* Exercise task
Write the data out again exactly, with no pictures.

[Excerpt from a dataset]
* Start *

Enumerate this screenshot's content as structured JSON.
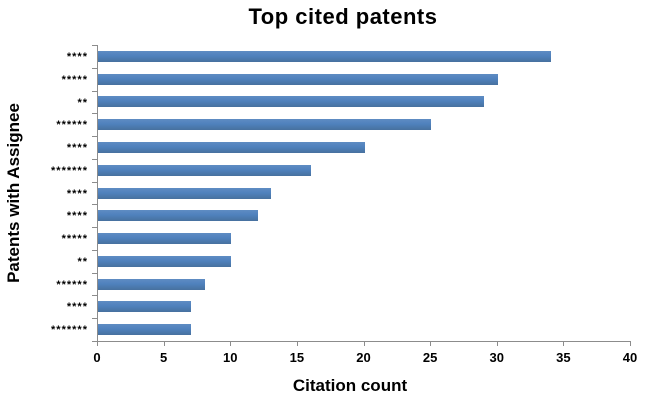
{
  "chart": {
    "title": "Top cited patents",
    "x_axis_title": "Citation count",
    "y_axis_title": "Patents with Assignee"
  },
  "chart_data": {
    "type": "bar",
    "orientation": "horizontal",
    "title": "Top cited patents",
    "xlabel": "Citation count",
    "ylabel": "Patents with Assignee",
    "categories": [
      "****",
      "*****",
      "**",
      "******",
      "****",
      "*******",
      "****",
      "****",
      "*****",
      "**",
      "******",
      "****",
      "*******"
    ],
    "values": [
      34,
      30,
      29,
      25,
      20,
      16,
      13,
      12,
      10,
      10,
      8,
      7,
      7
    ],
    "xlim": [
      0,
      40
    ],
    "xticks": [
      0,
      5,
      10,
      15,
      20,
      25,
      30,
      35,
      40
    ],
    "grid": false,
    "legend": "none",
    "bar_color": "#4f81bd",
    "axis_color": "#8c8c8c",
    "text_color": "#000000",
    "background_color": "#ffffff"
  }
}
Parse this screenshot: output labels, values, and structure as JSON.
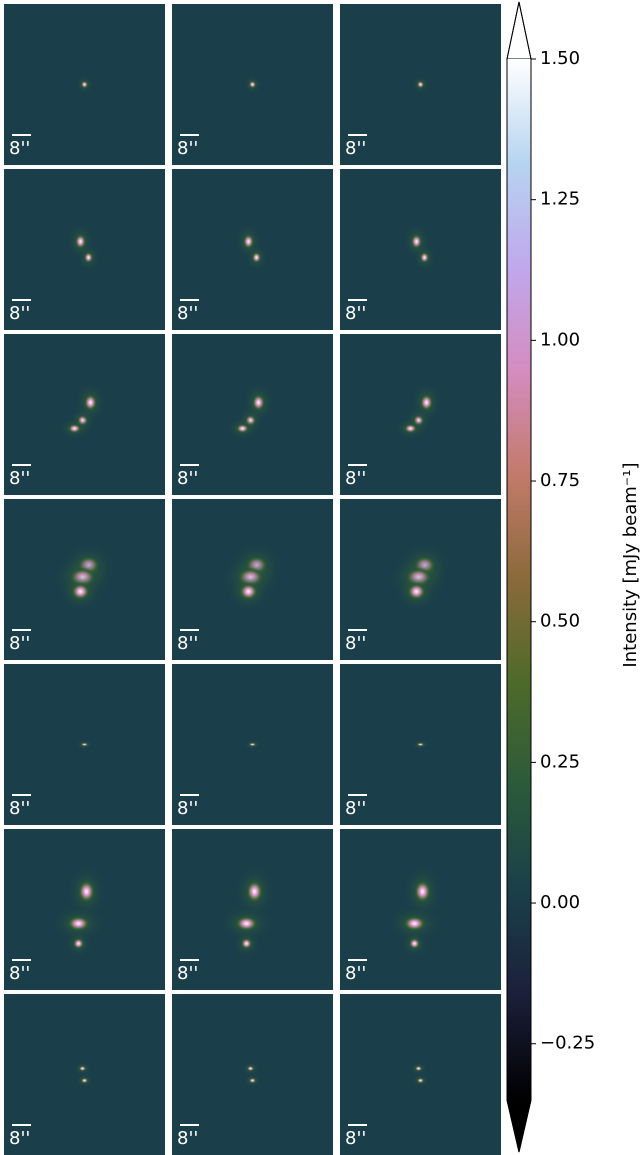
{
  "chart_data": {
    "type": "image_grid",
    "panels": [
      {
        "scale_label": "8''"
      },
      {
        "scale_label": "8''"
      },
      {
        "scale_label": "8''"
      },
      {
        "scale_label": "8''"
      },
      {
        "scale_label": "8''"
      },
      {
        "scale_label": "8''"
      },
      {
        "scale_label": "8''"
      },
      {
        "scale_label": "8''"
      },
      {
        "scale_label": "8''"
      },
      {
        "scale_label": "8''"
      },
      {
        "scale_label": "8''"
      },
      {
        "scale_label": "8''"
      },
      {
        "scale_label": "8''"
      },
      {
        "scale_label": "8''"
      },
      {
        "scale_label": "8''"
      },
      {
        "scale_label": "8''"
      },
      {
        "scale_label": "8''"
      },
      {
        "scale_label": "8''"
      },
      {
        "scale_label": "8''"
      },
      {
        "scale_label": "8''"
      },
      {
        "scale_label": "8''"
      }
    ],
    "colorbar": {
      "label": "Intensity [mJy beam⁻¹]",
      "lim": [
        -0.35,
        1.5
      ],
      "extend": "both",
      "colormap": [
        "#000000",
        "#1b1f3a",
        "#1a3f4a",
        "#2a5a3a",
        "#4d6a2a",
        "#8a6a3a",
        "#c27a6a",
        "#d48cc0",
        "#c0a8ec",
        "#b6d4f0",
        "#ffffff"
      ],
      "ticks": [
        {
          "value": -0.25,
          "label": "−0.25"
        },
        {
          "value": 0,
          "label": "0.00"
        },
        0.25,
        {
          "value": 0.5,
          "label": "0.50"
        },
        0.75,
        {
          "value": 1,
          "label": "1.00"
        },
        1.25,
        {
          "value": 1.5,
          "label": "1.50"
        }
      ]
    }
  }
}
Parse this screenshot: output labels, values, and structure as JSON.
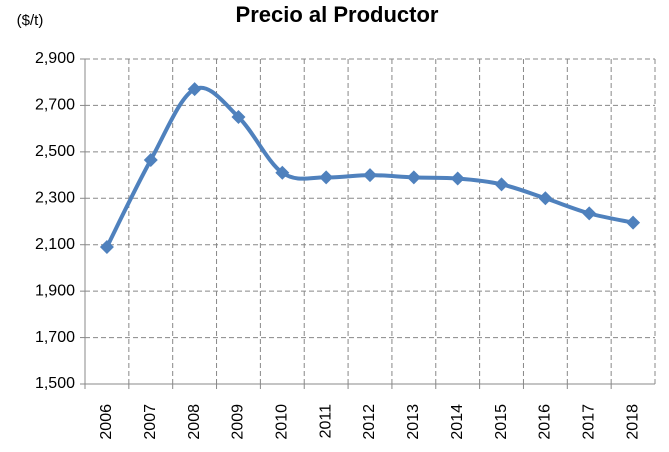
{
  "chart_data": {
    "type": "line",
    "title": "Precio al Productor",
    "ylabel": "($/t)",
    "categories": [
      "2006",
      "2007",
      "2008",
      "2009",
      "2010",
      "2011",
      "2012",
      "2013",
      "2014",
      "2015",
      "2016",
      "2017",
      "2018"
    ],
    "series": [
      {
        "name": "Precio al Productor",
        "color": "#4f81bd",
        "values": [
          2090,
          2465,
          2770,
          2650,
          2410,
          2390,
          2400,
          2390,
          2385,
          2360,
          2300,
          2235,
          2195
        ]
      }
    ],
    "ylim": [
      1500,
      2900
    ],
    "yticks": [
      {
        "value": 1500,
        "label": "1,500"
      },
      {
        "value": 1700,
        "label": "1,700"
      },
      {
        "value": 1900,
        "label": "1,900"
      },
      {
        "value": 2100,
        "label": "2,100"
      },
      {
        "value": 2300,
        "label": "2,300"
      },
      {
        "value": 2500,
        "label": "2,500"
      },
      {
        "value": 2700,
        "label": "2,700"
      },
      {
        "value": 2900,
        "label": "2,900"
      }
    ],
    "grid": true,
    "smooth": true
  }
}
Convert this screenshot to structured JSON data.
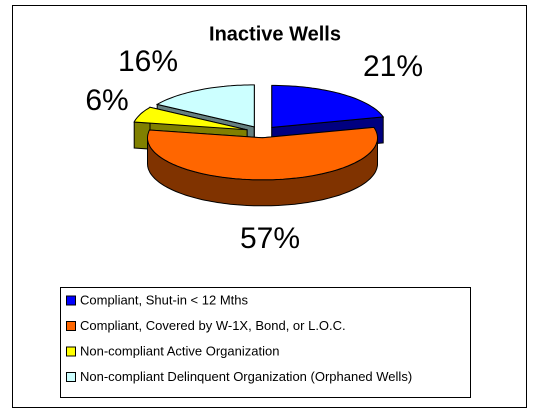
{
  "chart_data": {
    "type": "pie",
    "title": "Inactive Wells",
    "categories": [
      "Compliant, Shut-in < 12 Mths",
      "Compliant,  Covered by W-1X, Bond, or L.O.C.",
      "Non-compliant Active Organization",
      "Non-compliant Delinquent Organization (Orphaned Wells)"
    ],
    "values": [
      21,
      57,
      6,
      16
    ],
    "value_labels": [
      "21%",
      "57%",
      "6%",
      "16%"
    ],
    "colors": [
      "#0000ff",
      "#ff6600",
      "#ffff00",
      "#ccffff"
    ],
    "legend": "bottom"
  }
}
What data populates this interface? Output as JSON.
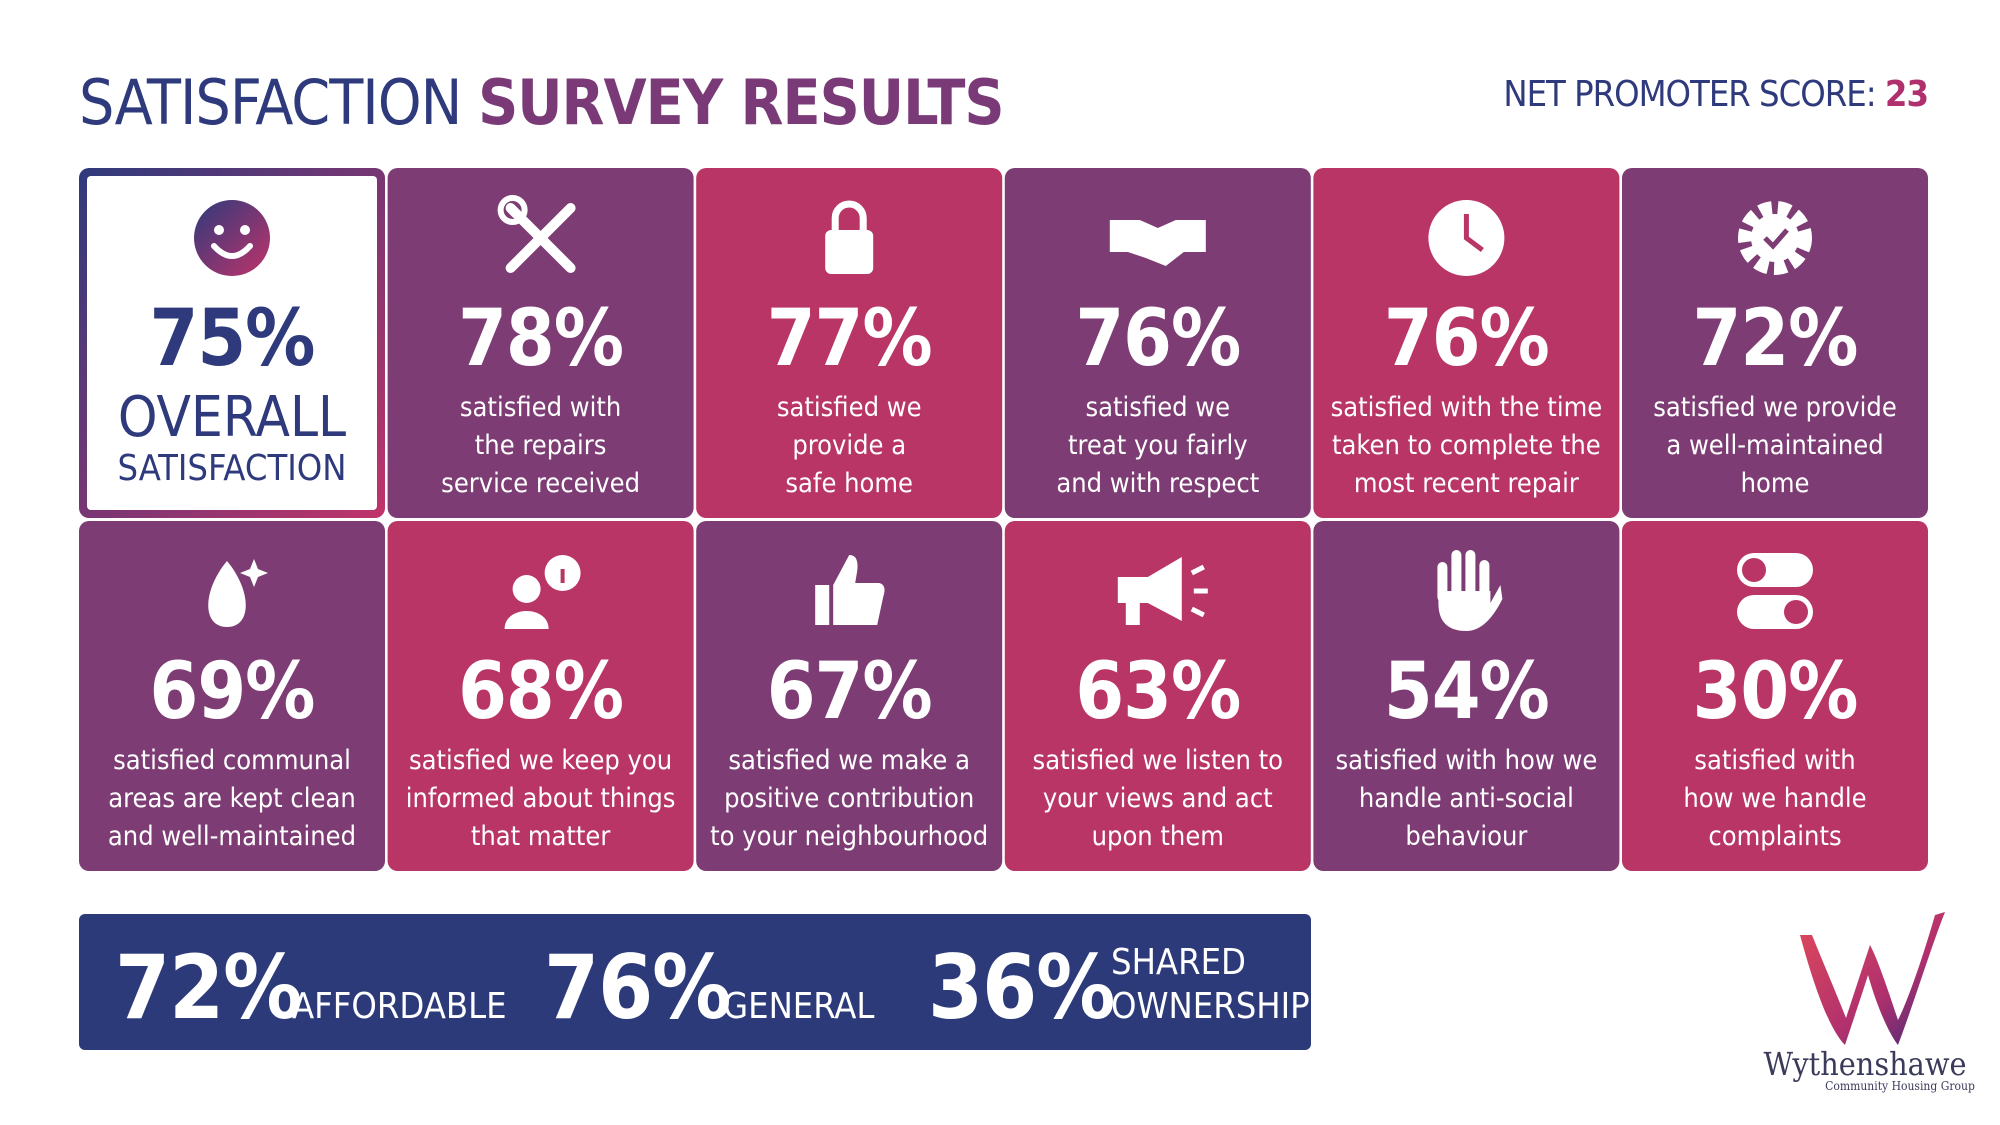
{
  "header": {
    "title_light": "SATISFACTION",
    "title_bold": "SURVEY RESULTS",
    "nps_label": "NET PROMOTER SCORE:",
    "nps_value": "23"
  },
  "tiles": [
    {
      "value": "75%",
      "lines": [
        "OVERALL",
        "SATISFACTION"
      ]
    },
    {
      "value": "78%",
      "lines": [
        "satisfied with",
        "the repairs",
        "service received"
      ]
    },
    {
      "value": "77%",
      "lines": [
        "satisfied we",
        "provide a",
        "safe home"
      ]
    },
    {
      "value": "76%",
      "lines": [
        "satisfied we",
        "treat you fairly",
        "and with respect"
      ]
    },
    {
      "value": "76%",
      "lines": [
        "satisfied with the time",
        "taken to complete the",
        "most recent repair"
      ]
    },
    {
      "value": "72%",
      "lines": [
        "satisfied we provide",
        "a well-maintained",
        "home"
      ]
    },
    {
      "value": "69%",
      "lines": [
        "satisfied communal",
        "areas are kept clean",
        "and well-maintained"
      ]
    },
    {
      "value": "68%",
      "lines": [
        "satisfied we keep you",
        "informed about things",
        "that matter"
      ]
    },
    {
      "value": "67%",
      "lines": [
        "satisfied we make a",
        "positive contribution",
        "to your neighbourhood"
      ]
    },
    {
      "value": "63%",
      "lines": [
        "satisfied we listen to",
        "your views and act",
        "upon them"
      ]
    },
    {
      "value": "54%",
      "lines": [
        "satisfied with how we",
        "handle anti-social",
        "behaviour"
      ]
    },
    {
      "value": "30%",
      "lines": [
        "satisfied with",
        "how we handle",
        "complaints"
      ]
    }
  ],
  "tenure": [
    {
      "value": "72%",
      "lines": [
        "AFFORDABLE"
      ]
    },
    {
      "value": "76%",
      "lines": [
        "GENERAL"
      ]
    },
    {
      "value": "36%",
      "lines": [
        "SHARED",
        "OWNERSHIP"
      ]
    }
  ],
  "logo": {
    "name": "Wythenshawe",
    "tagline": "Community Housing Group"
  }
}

* End *

* Output for this task
Enumerate this screenshot's content as structured JSON.
{
  "chart": {
    "title": "Top cited patents",
    "x_axis_title": "Citation count",
    "y_axis_title": "Patents with Assignee"
  },
  "chart_data": {
    "type": "bar",
    "orientation": "horizontal",
    "title": "Top cited patents",
    "xlabel": "Citation count",
    "ylabel": "Patents with Assignee",
    "categories": [
      "****",
      "*****",
      "**",
      "******",
      "****",
      "*******",
      "****",
      "****",
      "*****",
      "**",
      "******",
      "****",
      "*******"
    ],
    "values": [
      34,
      30,
      29,
      25,
      20,
      16,
      13,
      12,
      10,
      10,
      8,
      7,
      7
    ],
    "xlim": [
      0,
      40
    ],
    "xticks": [
      0,
      5,
      10,
      15,
      20,
      25,
      30,
      35,
      40
    ],
    "grid": false,
    "legend": "none",
    "bar_color": "#4f81bd",
    "axis_color": "#8c8c8c",
    "text_color": "#000000",
    "background_color": "#ffffff"
  }
}
Parse this screenshot: output labels, values, and structure as JSON.
{
  "chart_data": {
    "type": "image_grid",
    "panels": [
      {
        "scale_label": "8''"
      },
      {
        "scale_label": "8''"
      },
      {
        "scale_label": "8''"
      },
      {
        "scale_label": "8''"
      },
      {
        "scale_label": "8''"
      },
      {
        "scale_label": "8''"
      },
      {
        "scale_label": "8''"
      },
      {
        "scale_label": "8''"
      },
      {
        "scale_label": "8''"
      },
      {
        "scale_label": "8''"
      },
      {
        "scale_label": "8''"
      },
      {
        "scale_label": "8''"
      },
      {
        "scale_label": "8''"
      },
      {
        "scale_label": "8''"
      },
      {
        "scale_label": "8''"
      },
      {
        "scale_label": "8''"
      },
      {
        "scale_label": "8''"
      },
      {
        "scale_label": "8''"
      },
      {
        "scale_label": "8''"
      },
      {
        "scale_label": "8''"
      },
      {
        "scale_label": "8''"
      }
    ],
    "colorbar": {
      "label": "Intensity [mJy beam⁻¹]",
      "lim": [
        -0.35,
        1.5
      ],
      "extend": "both",
      "colormap": [
        "#000000",
        "#1b1f3a",
        "#1a3f4a",
        "#2a5a3a",
        "#4d6a2a",
        "#8a6a3a",
        "#c27a6a",
        "#d48cc0",
        "#c0a8ec",
        "#b6d4f0",
        "#ffffff"
      ],
      "ticks": [
        {
          "value": -0.25,
          "label": "−0.25"
        },
        {
          "value": 0,
          "label": "0.00"
        },
        0.25,
        {
          "value": 0.5,
          "label": "0.50"
        },
        0.75,
        {
          "value": 1,
          "label": "1.00"
        },
        1.25,
        {
          "value": 1.5,
          "label": "1.50"
        }
      ]
    }
  }
}
Parse this screenshot: output labels, values, and structure as JSON.
{
  "chart_data": {
    "type": "line",
    "title": "Precio al Productor",
    "ylabel": "($/t)",
    "categories": [
      "2006",
      "2007",
      "2008",
      "2009",
      "2010",
      "2011",
      "2012",
      "2013",
      "2014",
      "2015",
      "2016",
      "2017",
      "2018"
    ],
    "series": [
      {
        "name": "Precio al Productor",
        "color": "#4f81bd",
        "values": [
          2090,
          2465,
          2770,
          2650,
          2410,
          2390,
          2400,
          2390,
          2385,
          2360,
          2300,
          2235,
          2195
        ]
      }
    ],
    "ylim": [
      1500,
      2900
    ],
    "yticks": [
      {
        "value": 1500,
        "label": "1,500"
      },
      {
        "value": 1700,
        "label": "1,700"
      },
      {
        "value": 1900,
        "label": "1,900"
      },
      {
        "value": 2100,
        "label": "2,100"
      },
      {
        "value": 2300,
        "label": "2,300"
      },
      {
        "value": 2500,
        "label": "2,500"
      },
      {
        "value": 2700,
        "label": "2,700"
      },
      {
        "value": 2900,
        "label": "2,900"
      }
    ],
    "grid": true,
    "smooth": true
  }
}
Convert this screenshot to structured JSON data.
{
  "chart_data": {
    "type": "pie",
    "title": "Inactive Wells",
    "categories": [
      "Compliant, Shut-in < 12 Mths",
      "Compliant,  Covered by W-1X, Bond, or L.O.C.",
      "Non-compliant Active Organization",
      "Non-compliant Delinquent Organization (Orphaned Wells)"
    ],
    "values": [
      21,
      57,
      6,
      16
    ],
    "value_labels": [
      "21%",
      "57%",
      "6%",
      "16%"
    ],
    "colors": [
      "#0000ff",
      "#ff6600",
      "#ffff00",
      "#ccffff"
    ],
    "legend": "bottom"
  }
}
What data populates this interface? Output as JSON.
{
  "header": {
    "title_light": "SATISFACTION",
    "title_bold": "SURVEY RESULTS",
    "nps_label": "NET PROMOTER SCORE:",
    "nps_value": "23"
  },
  "tiles": [
    {
      "value": "75%",
      "lines": [
        "OVERALL",
        "SATISFACTION"
      ]
    },
    {
      "value": "78%",
      "lines": [
        "satisfied with",
        "the repairs",
        "service received"
      ]
    },
    {
      "value": "77%",
      "lines": [
        "satisfied we",
        "provide a",
        "safe home"
      ]
    },
    {
      "value": "76%",
      "lines": [
        "satisfied we",
        "treat you fairly",
        "and with respect"
      ]
    },
    {
      "value": "76%",
      "lines": [
        "satisfied with the time",
        "taken to complete the",
        "most recent repair"
      ]
    },
    {
      "value": "72%",
      "lines": [
        "satisfied we provide",
        "a well-maintained",
        "home"
      ]
    },
    {
      "value": "69%",
      "lines": [
        "satisfied communal",
        "areas are kept clean",
        "and well-maintained"
      ]
    },
    {
      "value": "68%",
      "lines": [
        "satisfied we keep you",
        "informed about things",
        "that matter"
      ]
    },
    {
      "value": "67%",
      "lines": [
        "satisfied we make a",
        "positive contribution",
        "to your neighbourhood"
      ]
    },
    {
      "value": "63%",
      "lines": [
        "satisfied we listen to",
        "your views and act",
        "upon them"
      ]
    },
    {
      "value": "54%",
      "lines": [
        "satisfied with how we",
        "handle anti-social",
        "behaviour"
      ]
    },
    {
      "value": "30%",
      "lines": [
        "satisfied with",
        "how we handle",
        "complaints"
      ]
    }
  ],
  "tenure": [
    {
      "value": "72%",
      "lines": [
        "AFFORDABLE"
      ]
    },
    {
      "value": "76%",
      "lines": [
        "GENERAL"
      ]
    },
    {
      "value": "36%",
      "lines": [
        "SHARED",
        "OWNERSHIP"
      ]
    }
  ],
  "logo": {
    "name": "Wythenshawe",
    "tagline": "Community Housing Group"
  }
}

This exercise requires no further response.